▶ **Exercise details**:
Would you set down every entry shown below, precisely as written?
─── Given information ───
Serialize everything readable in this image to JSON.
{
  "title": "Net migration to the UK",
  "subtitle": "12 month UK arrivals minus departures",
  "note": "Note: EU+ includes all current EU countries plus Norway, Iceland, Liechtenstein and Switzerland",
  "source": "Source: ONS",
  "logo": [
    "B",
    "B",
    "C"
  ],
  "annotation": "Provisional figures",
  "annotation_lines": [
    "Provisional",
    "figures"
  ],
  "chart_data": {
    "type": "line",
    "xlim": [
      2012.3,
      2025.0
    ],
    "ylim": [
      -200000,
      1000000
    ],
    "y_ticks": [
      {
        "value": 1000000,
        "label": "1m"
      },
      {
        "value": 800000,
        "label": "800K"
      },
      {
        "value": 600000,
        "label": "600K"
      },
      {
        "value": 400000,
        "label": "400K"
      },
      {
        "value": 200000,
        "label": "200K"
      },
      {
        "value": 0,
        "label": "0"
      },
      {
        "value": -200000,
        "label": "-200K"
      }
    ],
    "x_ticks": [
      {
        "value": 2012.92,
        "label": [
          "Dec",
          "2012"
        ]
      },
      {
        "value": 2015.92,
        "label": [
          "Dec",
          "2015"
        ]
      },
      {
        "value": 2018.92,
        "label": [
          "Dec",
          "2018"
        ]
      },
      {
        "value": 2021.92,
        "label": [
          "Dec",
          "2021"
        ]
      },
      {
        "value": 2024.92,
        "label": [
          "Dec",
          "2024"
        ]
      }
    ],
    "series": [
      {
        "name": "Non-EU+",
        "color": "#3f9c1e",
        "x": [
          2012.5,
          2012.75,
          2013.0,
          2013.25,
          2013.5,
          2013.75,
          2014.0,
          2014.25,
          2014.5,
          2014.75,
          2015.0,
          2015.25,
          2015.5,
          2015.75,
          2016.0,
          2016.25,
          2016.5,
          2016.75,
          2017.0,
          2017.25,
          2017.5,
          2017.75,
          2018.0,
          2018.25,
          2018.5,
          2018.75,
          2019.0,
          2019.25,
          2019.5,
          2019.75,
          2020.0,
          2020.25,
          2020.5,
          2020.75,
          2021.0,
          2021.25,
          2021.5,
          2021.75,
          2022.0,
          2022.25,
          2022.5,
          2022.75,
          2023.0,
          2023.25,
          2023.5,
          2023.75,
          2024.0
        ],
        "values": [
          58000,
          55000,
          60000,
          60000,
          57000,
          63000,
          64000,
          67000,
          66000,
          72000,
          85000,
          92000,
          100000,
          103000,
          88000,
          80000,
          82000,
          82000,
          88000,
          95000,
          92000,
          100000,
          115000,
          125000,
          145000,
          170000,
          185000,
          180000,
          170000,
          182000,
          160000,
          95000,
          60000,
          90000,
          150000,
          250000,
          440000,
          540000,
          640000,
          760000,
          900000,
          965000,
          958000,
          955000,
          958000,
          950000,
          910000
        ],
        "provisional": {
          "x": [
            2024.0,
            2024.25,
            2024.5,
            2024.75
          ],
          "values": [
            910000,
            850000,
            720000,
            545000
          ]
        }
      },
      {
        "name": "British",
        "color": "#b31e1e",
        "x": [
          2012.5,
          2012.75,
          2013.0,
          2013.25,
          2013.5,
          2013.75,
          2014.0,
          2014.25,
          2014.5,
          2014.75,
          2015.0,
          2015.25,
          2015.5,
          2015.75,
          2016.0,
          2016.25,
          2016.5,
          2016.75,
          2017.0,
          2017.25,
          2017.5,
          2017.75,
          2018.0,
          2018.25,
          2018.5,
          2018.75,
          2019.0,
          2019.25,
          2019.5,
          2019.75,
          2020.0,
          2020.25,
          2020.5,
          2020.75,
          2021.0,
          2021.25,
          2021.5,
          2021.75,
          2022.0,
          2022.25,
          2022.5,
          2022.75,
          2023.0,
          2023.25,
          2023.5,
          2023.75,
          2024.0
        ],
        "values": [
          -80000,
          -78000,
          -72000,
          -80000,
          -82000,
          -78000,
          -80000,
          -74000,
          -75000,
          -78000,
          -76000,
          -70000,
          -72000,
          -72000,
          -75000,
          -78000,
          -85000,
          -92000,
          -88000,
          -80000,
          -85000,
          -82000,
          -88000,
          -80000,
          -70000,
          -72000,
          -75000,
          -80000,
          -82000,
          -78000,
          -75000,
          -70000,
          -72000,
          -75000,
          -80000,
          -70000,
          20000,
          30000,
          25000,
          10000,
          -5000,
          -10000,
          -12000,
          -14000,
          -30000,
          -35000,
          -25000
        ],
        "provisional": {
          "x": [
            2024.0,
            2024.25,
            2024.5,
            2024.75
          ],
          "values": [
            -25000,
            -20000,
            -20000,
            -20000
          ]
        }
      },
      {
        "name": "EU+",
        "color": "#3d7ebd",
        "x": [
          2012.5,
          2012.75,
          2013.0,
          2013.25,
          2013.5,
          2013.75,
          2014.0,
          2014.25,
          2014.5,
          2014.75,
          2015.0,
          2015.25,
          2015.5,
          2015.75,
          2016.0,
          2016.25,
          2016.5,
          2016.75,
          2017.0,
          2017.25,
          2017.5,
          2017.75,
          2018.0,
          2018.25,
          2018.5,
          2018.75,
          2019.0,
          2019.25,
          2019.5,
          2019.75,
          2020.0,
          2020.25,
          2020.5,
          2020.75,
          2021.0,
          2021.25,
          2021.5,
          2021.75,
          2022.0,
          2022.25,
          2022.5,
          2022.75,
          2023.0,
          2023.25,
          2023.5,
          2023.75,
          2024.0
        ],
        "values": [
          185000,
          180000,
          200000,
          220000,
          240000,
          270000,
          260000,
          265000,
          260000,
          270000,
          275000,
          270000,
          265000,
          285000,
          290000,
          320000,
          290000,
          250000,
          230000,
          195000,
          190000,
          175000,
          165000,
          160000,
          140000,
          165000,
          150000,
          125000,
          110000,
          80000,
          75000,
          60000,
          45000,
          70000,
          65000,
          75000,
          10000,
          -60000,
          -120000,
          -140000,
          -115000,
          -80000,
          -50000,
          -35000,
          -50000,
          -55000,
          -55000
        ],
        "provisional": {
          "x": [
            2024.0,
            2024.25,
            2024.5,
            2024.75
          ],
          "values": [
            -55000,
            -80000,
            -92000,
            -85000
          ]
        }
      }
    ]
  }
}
───
▶ **Answer to the exercise**:
Serialize everything readable in this image to JSON.
{
  "title": "Net migration to the UK",
  "subtitle": "12 month UK arrivals minus departures",
  "note": "Note: EU+ includes all current EU countries plus Norway, Iceland, Liechtenstein and Switzerland",
  "source": "Source: ONS",
  "logo": [
    "B",
    "B",
    "C"
  ],
  "annotation": "Provisional figures",
  "annotation_lines": [
    "Provisional",
    "figures"
  ],
  "chart_data": {
    "type": "line",
    "xlim": [
      2012.3,
      2025.0
    ],
    "ylim": [
      -200000,
      1000000
    ],
    "y_ticks": [
      {
        "value": 1000000,
        "label": "1m"
      },
      {
        "value": 800000,
        "label": "800K"
      },
      {
        "value": 600000,
        "label": "600K"
      },
      {
        "value": 400000,
        "label": "400K"
      },
      {
        "value": 200000,
        "label": "200K"
      },
      {
        "value": 0,
        "label": "0"
      },
      {
        "value": -200000,
        "label": "-200K"
      }
    ],
    "x_ticks": [
      {
        "value": 2012.92,
        "label": [
          "Dec",
          "2012"
        ]
      },
      {
        "value": 2015.92,
        "label": [
          "Dec",
          "2015"
        ]
      },
      {
        "value": 2018.92,
        "label": [
          "Dec",
          "2018"
        ]
      },
      {
        "value": 2021.92,
        "label": [
          "Dec",
          "2021"
        ]
      },
      {
        "value": 2024.92,
        "label": [
          "Dec",
          "2024"
        ]
      }
    ],
    "series": [
      {
        "name": "Non-EU+",
        "color": "#3f9c1e",
        "x": [
          2012.5,
          2012.75,
          2013.0,
          2013.25,
          2013.5,
          2013.75,
          2014.0,
          2014.25,
          2014.5,
          2014.75,
          2015.0,
          2015.25,
          2015.5,
          2015.75,
          2016.0,
          2016.25,
          2016.5,
          2016.75,
          2017.0,
          2017.25,
          2017.5,
          2017.75,
          2018.0,
          2018.25,
          2018.5,
          2018.75,
          2019.0,
          2019.25,
          2019.5,
          2019.75,
          2020.0,
          2020.25,
          2020.5,
          2020.75,
          2021.0,
          2021.25,
          2021.5,
          2021.75,
          2022.0,
          2022.25,
          2022.5,
          2022.75,
          2023.0,
          2023.25,
          2023.5,
          2023.75,
          2024.0
        ],
        "values": [
          58000,
          55000,
          60000,
          60000,
          57000,
          63000,
          64000,
          67000,
          66000,
          72000,
          85000,
          92000,
          100000,
          103000,
          88000,
          80000,
          82000,
          82000,
          88000,
          95000,
          92000,
          100000,
          115000,
          125000,
          145000,
          170000,
          185000,
          180000,
          170000,
          182000,
          160000,
          95000,
          60000,
          90000,
          150000,
          250000,
          440000,
          540000,
          640000,
          760000,
          900000,
          965000,
          958000,
          955000,
          958000,
          950000,
          910000
        ],
        "provisional": {
          "x": [
            2024.0,
            2024.25,
            2024.5,
            2024.75
          ],
          "values": [
            910000,
            850000,
            720000,
            545000
          ]
        }
      },
      {
        "name": "British",
        "color": "#b31e1e",
        "x": [
          2012.5,
          2012.75,
          2013.0,
          2013.25,
          2013.5,
          2013.75,
          2014.0,
          2014.25,
          2014.5,
          2014.75,
          2015.0,
          2015.25,
          2015.5,
          2015.75,
          2016.0,
          2016.25,
          2016.5,
          2016.75,
          2017.0,
          2017.25,
          2017.5,
          2017.75,
          2018.0,
          2018.25,
          2018.5,
          2018.75,
          2019.0,
          2019.25,
          2019.5,
          2019.75,
          2020.0,
          2020.25,
          2020.5,
          2020.75,
          2021.0,
          2021.25,
          2021.5,
          2021.75,
          2022.0,
          2022.25,
          2022.5,
          2022.75,
          2023.0,
          2023.25,
          2023.5,
          2023.75,
          2024.0
        ],
        "values": [
          -80000,
          -78000,
          -72000,
          -80000,
          -82000,
          -78000,
          -80000,
          -74000,
          -75000,
          -78000,
          -76000,
          -70000,
          -72000,
          -72000,
          -75000,
          -78000,
          -85000,
          -92000,
          -88000,
          -80000,
          -85000,
          -82000,
          -88000,
          -80000,
          -70000,
          -72000,
          -75000,
          -80000,
          -82000,
          -78000,
          -75000,
          -70000,
          -72000,
          -75000,
          -80000,
          -70000,
          20000,
          30000,
          25000,
          10000,
          -5000,
          -10000,
          -12000,
          -14000,
          -30000,
          -35000,
          -25000
        ],
        "provisional": {
          "x": [
            2024.0,
            2024.25,
            2024.5,
            2024.75
          ],
          "values": [
            -25000,
            -20000,
            -20000,
            -20000
          ]
        }
      },
      {
        "name": "EU+",
        "color": "#3d7ebd",
        "x": [
          2012.5,
          2012.75,
          2013.0,
          2013.25,
          2013.5,
          2013.75,
          2014.0,
          2014.25,
          2014.5,
          2014.75,
          2015.0,
          2015.25,
          2015.5,
          2015.75,
          2016.0,
          2016.25,
          2016.5,
          2016.75,
          2017.0,
          2017.25,
          2017.5,
          2017.75,
          2018.0,
          2018.25,
          2018.5,
          2018.75,
          2019.0,
          2019.25,
          2019.5,
          2019.75,
          2020.0,
          2020.25,
          2020.5,
          2020.75,
          2021.0,
          2021.25,
          2021.5,
          2021.75,
          2022.0,
          2022.25,
          2022.5,
          2022.75,
          2023.0,
          2023.25,
          2023.5,
          2023.75,
          2024.0
        ],
        "values": [
          185000,
          180000,
          200000,
          220000,
          240000,
          270000,
          260000,
          265000,
          260000,
          270000,
          275000,
          270000,
          265000,
          285000,
          290000,
          320000,
          290000,
          250000,
          230000,
          195000,
          190000,
          175000,
          165000,
          160000,
          140000,
          165000,
          150000,
          125000,
          110000,
          80000,
          75000,
          60000,
          45000,
          70000,
          65000,
          75000,
          10000,
          -60000,
          -120000,
          -140000,
          -115000,
          -80000,
          -50000,
          -35000,
          -50000,
          -55000,
          -55000
        ],
        "provisional": {
          "x": [
            2024.0,
            2024.25,
            2024.5,
            2024.75
          ],
          "values": [
            -55000,
            -80000,
            -92000,
            -85000
          ]
        }
      }
    ]
  }
}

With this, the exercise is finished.